## Data supplied

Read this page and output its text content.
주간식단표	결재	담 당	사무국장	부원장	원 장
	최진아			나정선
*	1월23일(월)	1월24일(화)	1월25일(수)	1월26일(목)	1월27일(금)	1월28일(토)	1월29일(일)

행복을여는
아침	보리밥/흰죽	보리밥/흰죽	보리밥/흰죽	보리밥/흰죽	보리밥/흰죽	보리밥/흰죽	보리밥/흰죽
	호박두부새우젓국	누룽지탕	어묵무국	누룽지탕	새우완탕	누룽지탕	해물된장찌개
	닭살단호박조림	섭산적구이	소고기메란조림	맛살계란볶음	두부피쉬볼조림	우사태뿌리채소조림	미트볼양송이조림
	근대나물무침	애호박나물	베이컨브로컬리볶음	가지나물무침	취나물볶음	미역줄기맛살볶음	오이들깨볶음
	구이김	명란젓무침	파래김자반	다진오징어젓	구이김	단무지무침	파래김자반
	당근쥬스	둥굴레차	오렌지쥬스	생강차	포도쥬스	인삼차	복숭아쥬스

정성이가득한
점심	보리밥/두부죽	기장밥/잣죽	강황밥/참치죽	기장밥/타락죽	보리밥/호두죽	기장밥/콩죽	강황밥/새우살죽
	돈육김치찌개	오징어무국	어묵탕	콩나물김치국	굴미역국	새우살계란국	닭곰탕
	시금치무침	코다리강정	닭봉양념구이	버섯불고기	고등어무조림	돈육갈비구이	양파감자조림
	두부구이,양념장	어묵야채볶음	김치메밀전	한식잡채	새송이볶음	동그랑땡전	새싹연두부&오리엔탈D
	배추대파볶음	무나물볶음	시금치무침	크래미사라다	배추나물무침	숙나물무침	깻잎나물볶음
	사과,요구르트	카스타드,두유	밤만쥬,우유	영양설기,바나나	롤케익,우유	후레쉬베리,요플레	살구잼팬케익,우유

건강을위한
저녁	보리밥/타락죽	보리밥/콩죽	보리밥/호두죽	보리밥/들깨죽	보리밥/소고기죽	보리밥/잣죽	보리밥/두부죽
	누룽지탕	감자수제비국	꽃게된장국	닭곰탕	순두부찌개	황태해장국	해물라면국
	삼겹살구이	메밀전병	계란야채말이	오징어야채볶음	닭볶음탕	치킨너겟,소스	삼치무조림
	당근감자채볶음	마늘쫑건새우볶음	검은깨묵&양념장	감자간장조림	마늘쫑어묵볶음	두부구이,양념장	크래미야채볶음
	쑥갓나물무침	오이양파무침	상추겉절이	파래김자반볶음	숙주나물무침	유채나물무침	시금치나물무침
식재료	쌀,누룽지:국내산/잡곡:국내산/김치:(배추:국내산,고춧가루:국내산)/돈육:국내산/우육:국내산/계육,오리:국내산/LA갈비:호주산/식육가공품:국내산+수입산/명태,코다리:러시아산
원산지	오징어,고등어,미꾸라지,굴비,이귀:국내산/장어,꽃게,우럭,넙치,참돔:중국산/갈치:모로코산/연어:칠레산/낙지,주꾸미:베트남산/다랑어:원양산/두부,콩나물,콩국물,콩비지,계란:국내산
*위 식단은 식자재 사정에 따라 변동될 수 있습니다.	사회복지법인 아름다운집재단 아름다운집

==

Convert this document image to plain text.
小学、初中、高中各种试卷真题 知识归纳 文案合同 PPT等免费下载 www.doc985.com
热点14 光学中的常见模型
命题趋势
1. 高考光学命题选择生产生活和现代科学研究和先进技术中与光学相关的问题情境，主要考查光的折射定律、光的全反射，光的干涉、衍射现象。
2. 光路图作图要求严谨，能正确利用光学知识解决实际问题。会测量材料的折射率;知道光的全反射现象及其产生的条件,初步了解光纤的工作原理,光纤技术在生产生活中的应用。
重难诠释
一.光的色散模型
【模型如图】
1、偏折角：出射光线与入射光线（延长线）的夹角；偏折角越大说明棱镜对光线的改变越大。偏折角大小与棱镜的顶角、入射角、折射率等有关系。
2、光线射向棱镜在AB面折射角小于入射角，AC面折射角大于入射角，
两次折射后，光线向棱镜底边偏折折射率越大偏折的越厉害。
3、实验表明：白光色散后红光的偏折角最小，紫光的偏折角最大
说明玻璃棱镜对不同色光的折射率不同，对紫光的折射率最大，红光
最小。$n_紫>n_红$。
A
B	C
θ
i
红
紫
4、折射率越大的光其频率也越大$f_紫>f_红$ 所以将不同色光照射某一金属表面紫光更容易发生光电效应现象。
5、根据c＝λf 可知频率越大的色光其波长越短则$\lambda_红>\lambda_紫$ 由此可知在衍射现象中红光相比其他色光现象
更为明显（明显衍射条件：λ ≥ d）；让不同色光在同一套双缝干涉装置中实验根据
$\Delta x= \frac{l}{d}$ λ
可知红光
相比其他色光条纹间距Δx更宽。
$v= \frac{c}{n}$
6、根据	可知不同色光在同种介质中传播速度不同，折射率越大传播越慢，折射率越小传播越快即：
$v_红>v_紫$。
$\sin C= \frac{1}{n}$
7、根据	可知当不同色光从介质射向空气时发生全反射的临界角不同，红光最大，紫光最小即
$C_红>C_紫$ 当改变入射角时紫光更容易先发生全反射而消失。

## Objective
Each line in the material either holds the string "두부구이" or does not. State how many do, and nothing else.

## Exercise response
2